STATED EXERCISE >> Across the entries below, how many lines contain the string "Matter"? Give only the count.

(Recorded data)

#####

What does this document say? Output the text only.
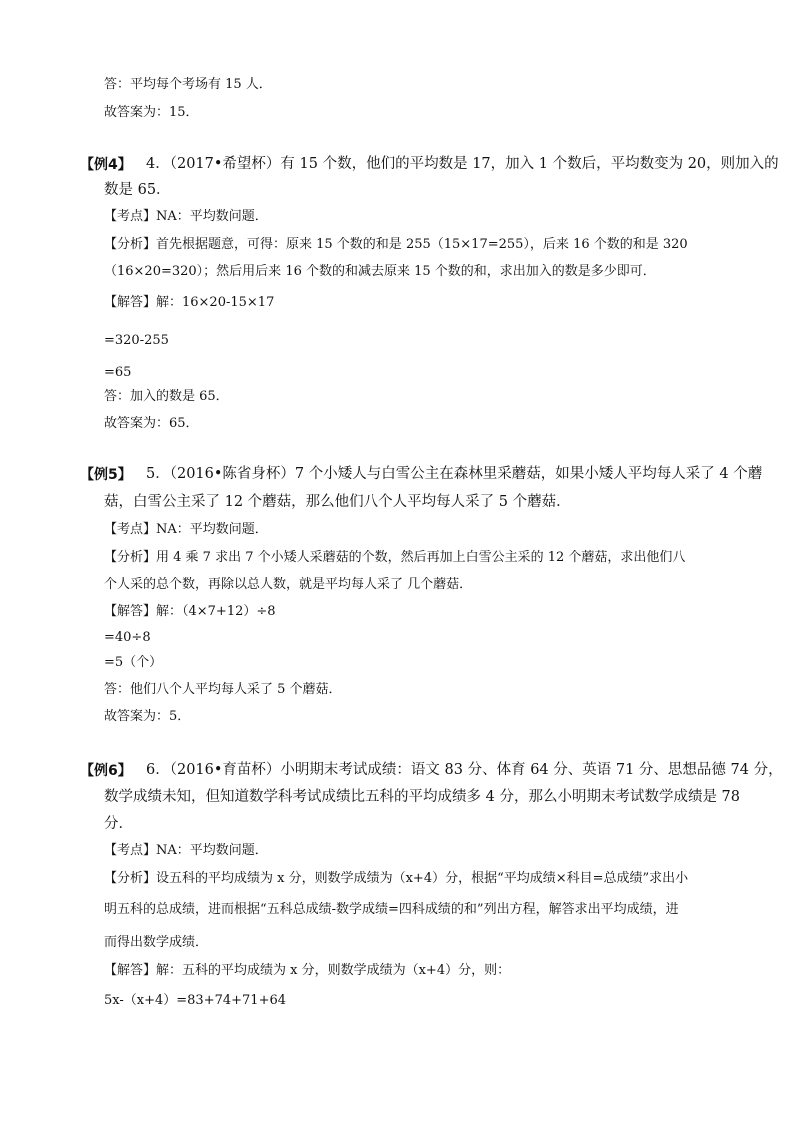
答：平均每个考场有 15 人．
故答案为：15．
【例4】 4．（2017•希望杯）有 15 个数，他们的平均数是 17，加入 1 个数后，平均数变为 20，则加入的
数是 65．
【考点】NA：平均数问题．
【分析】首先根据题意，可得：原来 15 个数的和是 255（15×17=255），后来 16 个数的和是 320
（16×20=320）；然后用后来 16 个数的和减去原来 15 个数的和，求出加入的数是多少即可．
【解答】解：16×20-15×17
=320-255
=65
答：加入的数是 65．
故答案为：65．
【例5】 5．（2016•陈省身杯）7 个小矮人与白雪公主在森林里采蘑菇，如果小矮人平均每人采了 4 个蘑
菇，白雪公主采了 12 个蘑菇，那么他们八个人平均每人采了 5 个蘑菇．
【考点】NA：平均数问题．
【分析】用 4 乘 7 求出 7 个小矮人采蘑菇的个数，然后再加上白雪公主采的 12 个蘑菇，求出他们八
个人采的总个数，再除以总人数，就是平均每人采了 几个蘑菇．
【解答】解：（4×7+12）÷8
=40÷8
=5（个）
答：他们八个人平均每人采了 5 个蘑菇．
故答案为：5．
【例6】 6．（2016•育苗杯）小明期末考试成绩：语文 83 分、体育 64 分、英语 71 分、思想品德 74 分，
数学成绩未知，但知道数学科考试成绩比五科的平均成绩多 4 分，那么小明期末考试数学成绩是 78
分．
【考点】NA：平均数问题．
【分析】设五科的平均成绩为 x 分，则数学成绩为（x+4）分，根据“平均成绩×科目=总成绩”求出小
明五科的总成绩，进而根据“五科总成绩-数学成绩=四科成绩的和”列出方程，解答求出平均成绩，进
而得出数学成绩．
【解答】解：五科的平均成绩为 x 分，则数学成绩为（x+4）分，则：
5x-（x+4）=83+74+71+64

#####

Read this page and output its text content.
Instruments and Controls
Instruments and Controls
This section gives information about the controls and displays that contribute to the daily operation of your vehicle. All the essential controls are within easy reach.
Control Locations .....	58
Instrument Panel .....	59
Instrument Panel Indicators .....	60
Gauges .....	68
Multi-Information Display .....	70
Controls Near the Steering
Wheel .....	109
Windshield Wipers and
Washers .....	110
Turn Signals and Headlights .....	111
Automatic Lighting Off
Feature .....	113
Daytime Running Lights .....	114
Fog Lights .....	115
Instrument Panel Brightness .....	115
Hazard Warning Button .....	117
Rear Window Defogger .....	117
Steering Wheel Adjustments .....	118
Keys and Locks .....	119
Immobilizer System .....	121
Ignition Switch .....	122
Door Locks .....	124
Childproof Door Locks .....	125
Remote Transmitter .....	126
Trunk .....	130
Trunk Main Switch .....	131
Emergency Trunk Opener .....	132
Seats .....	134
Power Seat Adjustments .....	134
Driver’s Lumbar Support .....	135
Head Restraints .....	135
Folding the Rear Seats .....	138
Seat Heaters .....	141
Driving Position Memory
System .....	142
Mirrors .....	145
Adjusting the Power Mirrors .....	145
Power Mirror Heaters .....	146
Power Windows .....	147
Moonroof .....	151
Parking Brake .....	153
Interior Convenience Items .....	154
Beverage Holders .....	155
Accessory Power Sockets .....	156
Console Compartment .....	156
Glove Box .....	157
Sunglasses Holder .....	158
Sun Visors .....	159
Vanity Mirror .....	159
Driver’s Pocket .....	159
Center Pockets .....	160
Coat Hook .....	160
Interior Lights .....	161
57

#####

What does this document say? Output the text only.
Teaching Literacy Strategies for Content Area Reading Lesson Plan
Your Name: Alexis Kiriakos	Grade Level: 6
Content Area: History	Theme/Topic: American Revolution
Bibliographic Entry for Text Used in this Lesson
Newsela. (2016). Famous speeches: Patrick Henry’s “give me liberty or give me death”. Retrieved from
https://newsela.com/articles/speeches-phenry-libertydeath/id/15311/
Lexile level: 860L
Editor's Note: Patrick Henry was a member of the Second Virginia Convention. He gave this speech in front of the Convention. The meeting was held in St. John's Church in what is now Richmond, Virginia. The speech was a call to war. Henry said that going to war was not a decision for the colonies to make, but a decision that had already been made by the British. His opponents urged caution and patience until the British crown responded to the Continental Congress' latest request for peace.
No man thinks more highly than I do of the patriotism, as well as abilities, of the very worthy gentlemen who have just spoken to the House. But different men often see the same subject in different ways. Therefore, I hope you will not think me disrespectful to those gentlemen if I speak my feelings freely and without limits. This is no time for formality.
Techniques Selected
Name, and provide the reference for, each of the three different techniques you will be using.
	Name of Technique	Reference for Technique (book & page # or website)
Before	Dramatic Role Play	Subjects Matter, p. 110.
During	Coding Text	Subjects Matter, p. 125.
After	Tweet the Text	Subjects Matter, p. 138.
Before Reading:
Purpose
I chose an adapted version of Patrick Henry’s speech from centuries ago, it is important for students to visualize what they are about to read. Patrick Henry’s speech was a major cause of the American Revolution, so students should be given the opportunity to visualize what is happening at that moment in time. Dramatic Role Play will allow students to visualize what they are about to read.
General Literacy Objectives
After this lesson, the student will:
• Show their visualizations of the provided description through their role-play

#####

IN RESPONSE >> 3